● **Task description**
Please give the listing again, word for word, with nothing left out.

(Stored entries)
* BEGIN *

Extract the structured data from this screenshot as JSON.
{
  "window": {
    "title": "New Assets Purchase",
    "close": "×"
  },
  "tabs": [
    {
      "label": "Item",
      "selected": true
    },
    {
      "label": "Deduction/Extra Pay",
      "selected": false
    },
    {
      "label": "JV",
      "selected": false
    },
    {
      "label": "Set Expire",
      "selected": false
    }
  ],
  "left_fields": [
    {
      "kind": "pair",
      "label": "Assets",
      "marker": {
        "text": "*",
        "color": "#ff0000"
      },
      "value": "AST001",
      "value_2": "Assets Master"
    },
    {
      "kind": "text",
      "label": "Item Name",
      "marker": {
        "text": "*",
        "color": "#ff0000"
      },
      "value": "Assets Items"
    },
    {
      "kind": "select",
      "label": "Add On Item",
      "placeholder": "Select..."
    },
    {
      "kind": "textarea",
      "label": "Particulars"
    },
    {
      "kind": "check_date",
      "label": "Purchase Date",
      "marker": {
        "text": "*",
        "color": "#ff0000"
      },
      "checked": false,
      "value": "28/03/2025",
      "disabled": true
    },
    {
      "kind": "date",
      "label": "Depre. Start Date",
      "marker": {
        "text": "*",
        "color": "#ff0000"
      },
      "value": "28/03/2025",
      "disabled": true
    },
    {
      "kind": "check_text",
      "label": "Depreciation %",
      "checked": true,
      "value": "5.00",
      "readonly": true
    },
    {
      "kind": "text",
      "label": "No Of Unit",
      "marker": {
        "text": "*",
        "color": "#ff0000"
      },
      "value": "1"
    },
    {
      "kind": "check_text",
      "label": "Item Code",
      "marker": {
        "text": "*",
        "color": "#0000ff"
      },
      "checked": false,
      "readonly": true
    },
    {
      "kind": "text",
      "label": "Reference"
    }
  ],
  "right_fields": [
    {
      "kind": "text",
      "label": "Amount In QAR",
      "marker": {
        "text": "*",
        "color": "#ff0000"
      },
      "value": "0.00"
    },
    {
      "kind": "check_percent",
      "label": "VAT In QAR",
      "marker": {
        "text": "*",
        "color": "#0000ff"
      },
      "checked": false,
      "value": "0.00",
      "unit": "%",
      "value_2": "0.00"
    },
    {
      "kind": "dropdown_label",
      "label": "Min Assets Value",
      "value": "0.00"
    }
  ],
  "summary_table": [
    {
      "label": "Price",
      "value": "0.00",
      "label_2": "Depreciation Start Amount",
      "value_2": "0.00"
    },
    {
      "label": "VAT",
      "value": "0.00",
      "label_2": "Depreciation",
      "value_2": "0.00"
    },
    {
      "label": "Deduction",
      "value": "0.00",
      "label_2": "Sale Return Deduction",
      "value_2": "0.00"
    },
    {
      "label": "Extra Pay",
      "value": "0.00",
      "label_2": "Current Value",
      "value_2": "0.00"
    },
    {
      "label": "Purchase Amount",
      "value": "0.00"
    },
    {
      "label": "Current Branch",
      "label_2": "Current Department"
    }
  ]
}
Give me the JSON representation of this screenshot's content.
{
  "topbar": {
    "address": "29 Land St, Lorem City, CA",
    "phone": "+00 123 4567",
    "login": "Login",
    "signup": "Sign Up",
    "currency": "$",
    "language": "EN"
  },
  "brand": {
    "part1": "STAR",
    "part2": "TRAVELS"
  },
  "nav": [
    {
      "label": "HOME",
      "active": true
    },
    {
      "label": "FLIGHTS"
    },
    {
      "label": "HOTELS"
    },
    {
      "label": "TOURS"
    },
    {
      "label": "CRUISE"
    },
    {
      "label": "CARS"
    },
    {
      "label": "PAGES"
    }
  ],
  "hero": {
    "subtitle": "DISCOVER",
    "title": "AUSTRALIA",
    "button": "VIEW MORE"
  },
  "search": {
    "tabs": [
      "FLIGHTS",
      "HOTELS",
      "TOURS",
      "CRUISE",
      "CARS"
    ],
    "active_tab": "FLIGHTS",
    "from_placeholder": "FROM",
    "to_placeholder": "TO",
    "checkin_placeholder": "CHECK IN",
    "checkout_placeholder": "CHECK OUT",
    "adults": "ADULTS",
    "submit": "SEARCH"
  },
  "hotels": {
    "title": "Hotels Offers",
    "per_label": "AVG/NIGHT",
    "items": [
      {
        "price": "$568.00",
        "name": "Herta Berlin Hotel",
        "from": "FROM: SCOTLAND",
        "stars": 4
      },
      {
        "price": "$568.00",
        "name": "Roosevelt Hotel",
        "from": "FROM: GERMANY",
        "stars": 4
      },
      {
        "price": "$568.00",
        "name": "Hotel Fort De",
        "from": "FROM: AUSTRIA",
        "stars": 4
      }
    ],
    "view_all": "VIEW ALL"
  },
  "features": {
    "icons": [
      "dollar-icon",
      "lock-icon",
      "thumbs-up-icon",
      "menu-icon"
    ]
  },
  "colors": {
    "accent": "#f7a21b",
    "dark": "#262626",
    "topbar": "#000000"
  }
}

* END *

● **The response**
Extract the structured data from this screenshot as JSON.
{
  "window": {
    "title": "New Assets Purchase",
    "close": "×"
  },
  "tabs": [
    {
      "label": "Item",
      "selected": true
    },
    {
      "label": "Deduction/Extra Pay",
      "selected": false
    },
    {
      "label": "JV",
      "selected": false
    },
    {
      "label": "Set Expire",
      "selected": false
    }
  ],
  "left_fields": [
    {
      "kind": "pair",
      "label": "Assets",
      "marker": {
        "text": "*",
        "color": "#ff0000"
      },
      "value": "AST001",
      "value_2": "Assets Master"
    },
    {
      "kind": "text",
      "label": "Item Name",
      "marker": {
        "text": "*",
        "color": "#ff0000"
      },
      "value": "Assets Items"
    },
    {
      "kind": "select",
      "label": "Add On Item",
      "placeholder": "Select..."
    },
    {
      "kind": "textarea",
      "label": "Particulars"
    },
    {
      "kind": "check_date",
      "label": "Purchase Date",
      "marker": {
        "text": "*",
        "color": "#ff0000"
      },
      "checked": false,
      "value": "28/03/2025",
      "disabled": true
    },
    {
      "kind": "date",
      "label": "Depre. Start Date",
      "marker": {
        "text": "*",
        "color": "#ff0000"
      },
      "value": "28/03/2025",
      "disabled": true
    },
    {
      "kind": "check_text",
      "label": "Depreciation %",
      "checked": true,
      "value": "5.00",
      "readonly": true
    },
    {
      "kind": "text",
      "label": "No Of Unit",
      "marker": {
        "text": "*",
        "color": "#ff0000"
      },
      "value": "1"
    },
    {
      "kind": "check_text",
      "label": "Item Code",
      "marker": {
        "text": "*",
        "color": "#0000ff"
      },
      "checked": false,
      "readonly": true
    },
    {
      "kind": "text",
      "label": "Reference"
    }
  ],
  "right_fields": [
    {
      "kind": "text",
      "label": "Amount In QAR",
      "marker": {
        "text": "*",
        "color": "#ff0000"
      },
      "value": "0.00"
    },
    {
      "kind": "check_percent",
      "label": "VAT In QAR",
      "marker": {
        "text": "*",
        "color": "#0000ff"
      },
      "checked": false,
      "value": "0.00",
      "unit": "%",
      "value_2": "0.00"
    },
    {
      "kind": "dropdown_label",
      "label": "Min Assets Value",
      "value": "0.00"
    }
  ],
  "summary_table": [
    {
      "label": "Price",
      "value": "0.00",
      "label_2": "Depreciation Start Amount",
      "value_2": "0.00"
    },
    {
      "label": "VAT",
      "value": "0.00",
      "label_2": "Depreciation",
      "value_2": "0.00"
    },
    {
      "label": "Deduction",
      "value": "0.00",
      "label_2": "Sale Return Deduction",
      "value_2": "0.00"
    },
    {
      "label": "Extra Pay",
      "value": "0.00",
      "label_2": "Current Value",
      "value_2": "0.00"
    },
    {
      "label": "Purchase Amount",
      "value": "0.00"
    },
    {
      "label": "Current Branch",
      "label_2": "Current Department"
    }
  ]
}
Give me the JSON representation of this screenshot's content.
{
  "topbar": {
    "address": "29 Land St, Lorem City, CA",
    "phone": "+00 123 4567",
    "login": "Login",
    "signup": "Sign Up",
    "currency": "$",
    "language": "EN"
  },
  "brand": {
    "part1": "STAR",
    "part2": "TRAVELS"
  },
  "nav": [
    {
      "label": "HOME",
      "active": true
    },
    {
      "label": "FLIGHTS"
    },
    {
      "label": "HOTELS"
    },
    {
      "label": "TOURS"
    },
    {
      "label": "CRUISE"
    },
    {
      "label": "CARS"
    },
    {
      "label": "PAGES"
    }
  ],
  "hero": {
    "subtitle": "DISCOVER",
    "title": "AUSTRALIA",
    "button": "VIEW MORE"
  },
  "search": {
    "tabs": [
      "FLIGHTS",
      "HOTELS",
      "TOURS",
      "CRUISE",
      "CARS"
    ],
    "active_tab": "FLIGHTS",
    "from_placeholder": "FROM",
    "to_placeholder": "TO",
    "checkin_placeholder": "CHECK IN",
    "checkout_placeholder": "CHECK OUT",
    "adults": "ADULTS",
    "submit": "SEARCH"
  },
  "hotels": {
    "title": "Hotels Offers",
    "per_label": "AVG/NIGHT",
    "items": [
      {
        "price": "$568.00",
        "name": "Herta Berlin Hotel",
        "from": "FROM: SCOTLAND",
        "stars": 4
      },
      {
        "price": "$568.00",
        "name": "Roosevelt Hotel",
        "from": "FROM: GERMANY",
        "stars": 4
      },
      {
        "price": "$568.00",
        "name": "Hotel Fort De",
        "from": "FROM: AUSTRIA",
        "stars": 4
      }
    ],
    "view_all": "VIEW ALL"
  },
  "features": {
    "icons": [
      "dollar-icon",
      "lock-icon",
      "thumbs-up-icon",
      "menu-icon"
    ]
  },
  "colors": {
    "accent": "#f7a21b",
    "dark": "#262626",
    "topbar": "#000000"
  }
}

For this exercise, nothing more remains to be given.